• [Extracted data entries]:
◆ ◆ ◆ ◆ ◆ ◆ ◆

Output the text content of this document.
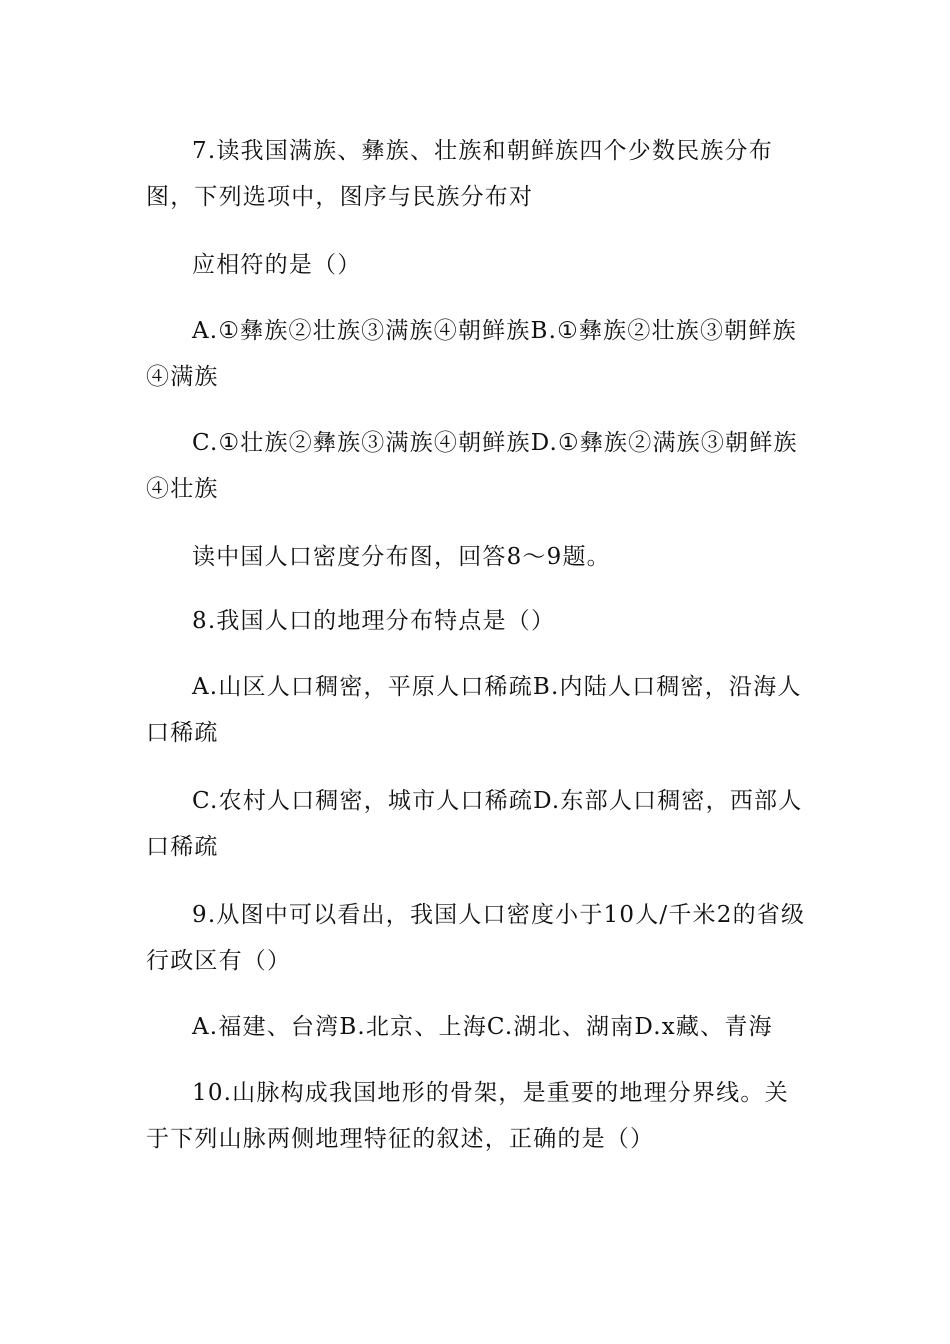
7.读我国满族、彝族、壮族和朝鲜族四个少数民族分布图，下列选项中，图序与民族分布对

应相符的是（）

A.①彝族②壮族③满族④朝鲜族B.①彝族②壮族③朝鲜族④满族

C.①壮族②彝族③满族④朝鲜族D.①彝族②满族③朝鲜族④壮族

读中国人口密度分布图，回答8～9题。

8.我国人口的地理分布特点是（）

A.山区人口稠密，平原人口稀疏B.内陆人口稠密，沿海人口稀疏

C.农村人口稠密，城市人口稀疏D.东部人口稠密，西部人口稀疏

9.从图中可以看出，我国人口密度小于10人/千米2的省级行政区有（）

A.福建、台湾B.北京、上海C.湖北、湖南D.x藏、青海

10.山脉构成我国地形的骨架，是重要的地理分界线。关于下列山脉两侧地理特征的叙述，正确的是（）
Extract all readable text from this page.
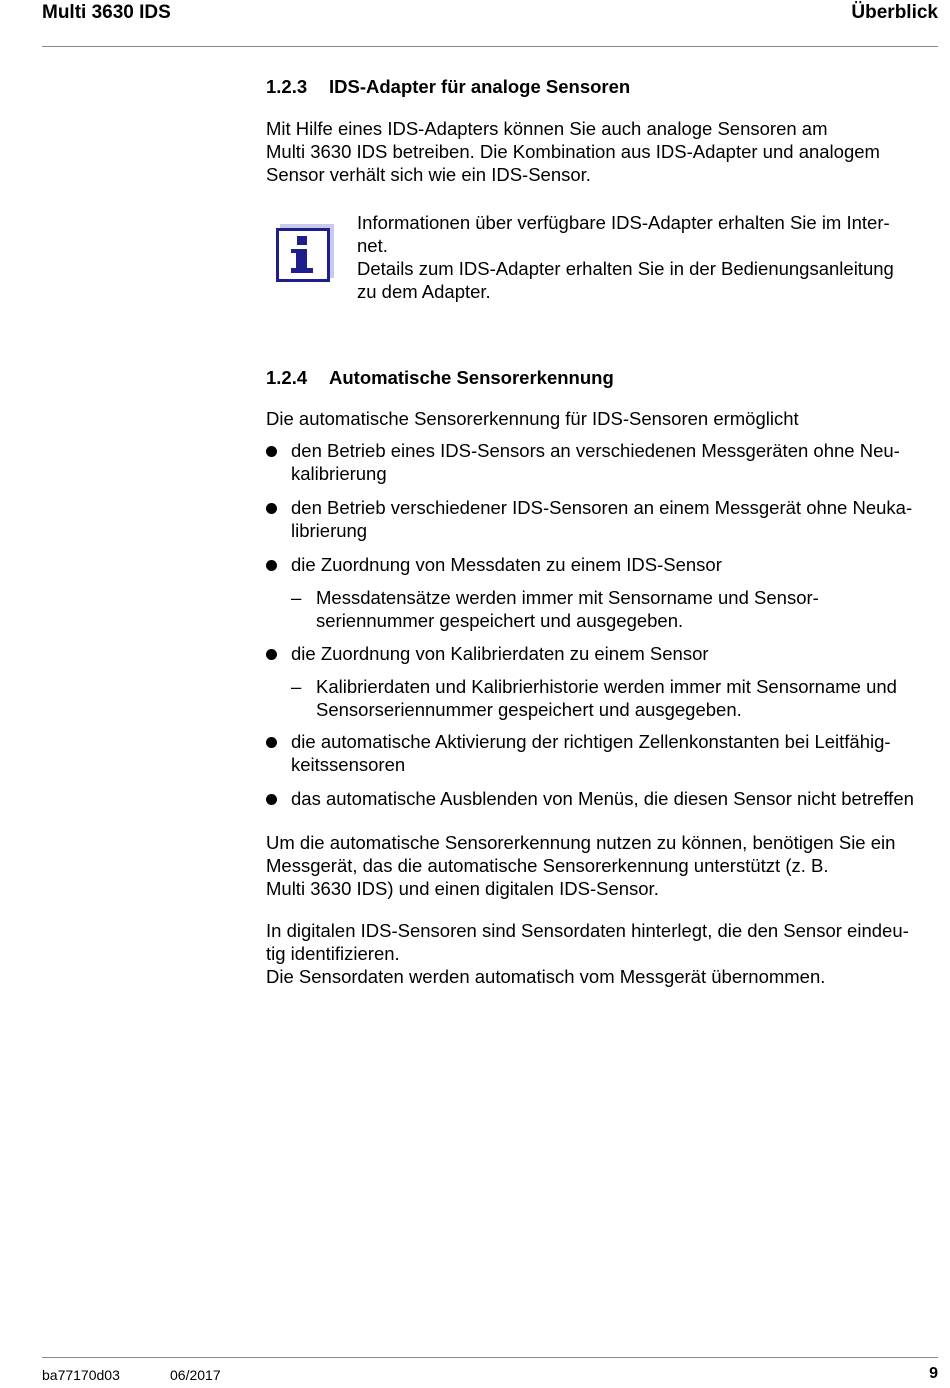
Multi 3630 IDS	Überblick
1.2.3 IDS-Adapter für analoge Sensoren
Mit Hilfe eines IDS-Adapters können Sie auch analoge Sensoren am
Multi 3630 IDS betreiben. Die Kombination aus IDS-Adapter und analogem
Sensor verhält sich wie ein IDS-Sensor.
Informationen über verfügbare IDS-Adapter erhalten Sie im Inter-
net.
Details zum IDS-Adapter erhalten Sie in der Bedienungsanleitung
zu dem Adapter.
1.2.4 Automatische Sensorerkennung
Die automatische Sensorerkennung für IDS-Sensoren ermöglicht
den Betrieb eines IDS-Sensors an verschiedenen Messgeräten ohne Neu-
kalibrierung
den Betrieb verschiedener IDS-Sensoren an einem Messgerät ohne Neuka-
librierung
die Zuordnung von Messdaten zu einem IDS-Sensor
– Messdatensätze werden immer mit Sensorname und Sensor-
seriennummer gespeichert und ausgegeben.
die Zuordnung von Kalibrierdaten zu einem Sensor
– Kalibrierdaten und Kalibrierhistorie werden immer mit Sensorname und
Sensorseriennummer gespeichert und ausgegeben.
die automatische Aktivierung der richtigen Zellenkonstanten bei Leitfähig-
keitssensoren
das automatische Ausblenden von Menüs, die diesen Sensor nicht betreffen
Um die automatische Sensorerkennung nutzen zu können, benötigen Sie ein
Messgerät, das die automatische Sensorerkennung unterstützt (z. B.
Multi 3630 IDS) und einen digitalen IDS-Sensor.
In digitalen IDS-Sensoren sind Sensordaten hinterlegt, die den Sensor eindeu-
tig identifizieren.
Die Sensordaten werden automatisch vom Messgerät übernommen.
ba77170d03	06/2017	9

◆ ◆ ◆ ◆ ◆ ◆ ◆

• [Aim]:
From the listing above, copy every line that holds the string "Sensorerkennung".

• [Problem solution]:
1.2.4 Automatische Sensorerkennung
Die automatische Sensorerkennung für IDS-Sensoren ermöglicht
Um die automatische Sensorerkennung nutzen zu können, benötigen Sie ein
Messgerät, das die automatische Sensorerkennung unterstützt (z. B.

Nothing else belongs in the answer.